**What the task asks**
Extract the whole listing as it stands. Do not include the pictures.

───── Records for the exercise ─────

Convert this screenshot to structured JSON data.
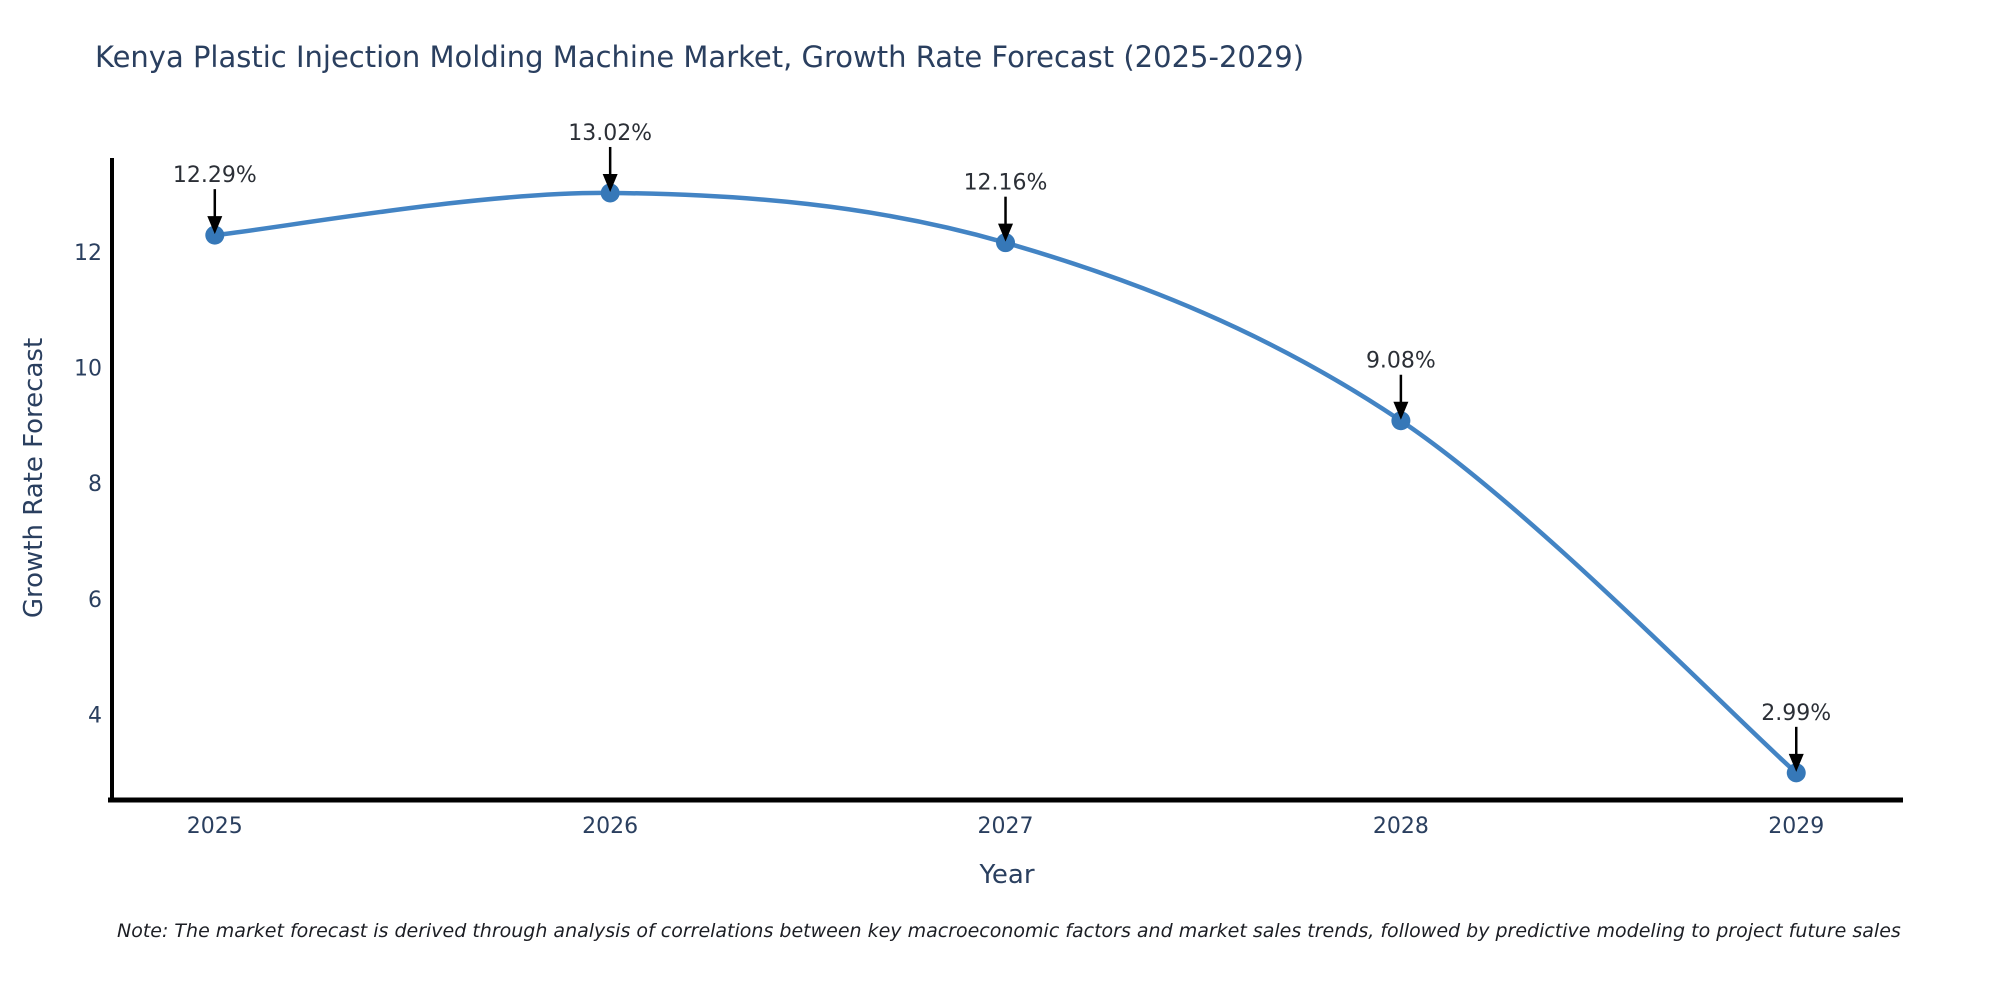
{
  "page": {
    "background": "#ffffff"
  },
  "chart_data": {
    "type": "line",
    "title": "Kenya Plastic Injection Molding Machine Market, Growth Rate Forecast (2025-2029)",
    "xlabel": "Year",
    "ylabel": "Growth Rate Forecast",
    "x": [
      2025,
      2026,
      2027,
      2028,
      2029
    ],
    "series": [
      {
        "name": "Growth Rate Forecast",
        "values": [
          12.29,
          13.02,
          12.16,
          9.08,
          2.99
        ],
        "point_labels": [
          "12.29%",
          "13.02%",
          "12.16%",
          "9.08%",
          "2.99%"
        ]
      }
    ],
    "line_shape": "spline",
    "markers": true,
    "grid": false,
    "legend": false,
    "annotations_style": "value label with downward arrow above each data point",
    "xtick_labels": [
      "2025",
      "2026",
      "2027",
      "2028",
      "2029"
    ],
    "ytick_values": [
      4,
      6,
      8,
      10,
      12
    ],
    "xlim": [
      2024.74,
      2029.27
    ],
    "ylim": [
      2.52,
      13.59
    ],
    "note": "Note: The market forecast is derived through analysis of correlations between key macroeconomic factors and market sales trends, followed by predictive modeling to project future sales",
    "colors": {
      "line": "#4384c4",
      "marker": "#3678b8",
      "axis": "#000000",
      "arrow": "#000000",
      "tick_text": "#2a3f5f",
      "title_text": "#2a3f5f",
      "annotation_text": "#2b2f36",
      "note_text": "#1c1e24",
      "background": "#ffffff"
    }
  }
}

─────

**Written response**
Convert this screenshot to structured JSON data.
{
  "page": {
    "background": "#ffffff"
  },
  "chart_data": {
    "type": "line",
    "title": "Kenya Plastic Injection Molding Machine Market, Growth Rate Forecast (2025-2029)",
    "xlabel": "Year",
    "ylabel": "Growth Rate Forecast",
    "x": [
      2025,
      2026,
      2027,
      2028,
      2029
    ],
    "series": [
      {
        "name": "Growth Rate Forecast",
        "values": [
          12.29,
          13.02,
          12.16,
          9.08,
          2.99
        ],
        "point_labels": [
          "12.29%",
          "13.02%",
          "12.16%",
          "9.08%",
          "2.99%"
        ]
      }
    ],
    "line_shape": "spline",
    "markers": true,
    "grid": false,
    "legend": false,
    "annotations_style": "value label with downward arrow above each data point",
    "xtick_labels": [
      "2025",
      "2026",
      "2027",
      "2028",
      "2029"
    ],
    "ytick_values": [
      4,
      6,
      8,
      10,
      12
    ],
    "xlim": [
      2024.74,
      2029.27
    ],
    "ylim": [
      2.52,
      13.59
    ],
    "note": "Note: The market forecast is derived through analysis of correlations between key macroeconomic factors and market sales trends, followed by predictive modeling to project future sales",
    "colors": {
      "line": "#4384c4",
      "marker": "#3678b8",
      "axis": "#000000",
      "arrow": "#000000",
      "tick_text": "#2a3f5f",
      "title_text": "#2a3f5f",
      "annotation_text": "#2b2f36",
      "note_text": "#1c1e24",
      "background": "#ffffff"
    }
  }
}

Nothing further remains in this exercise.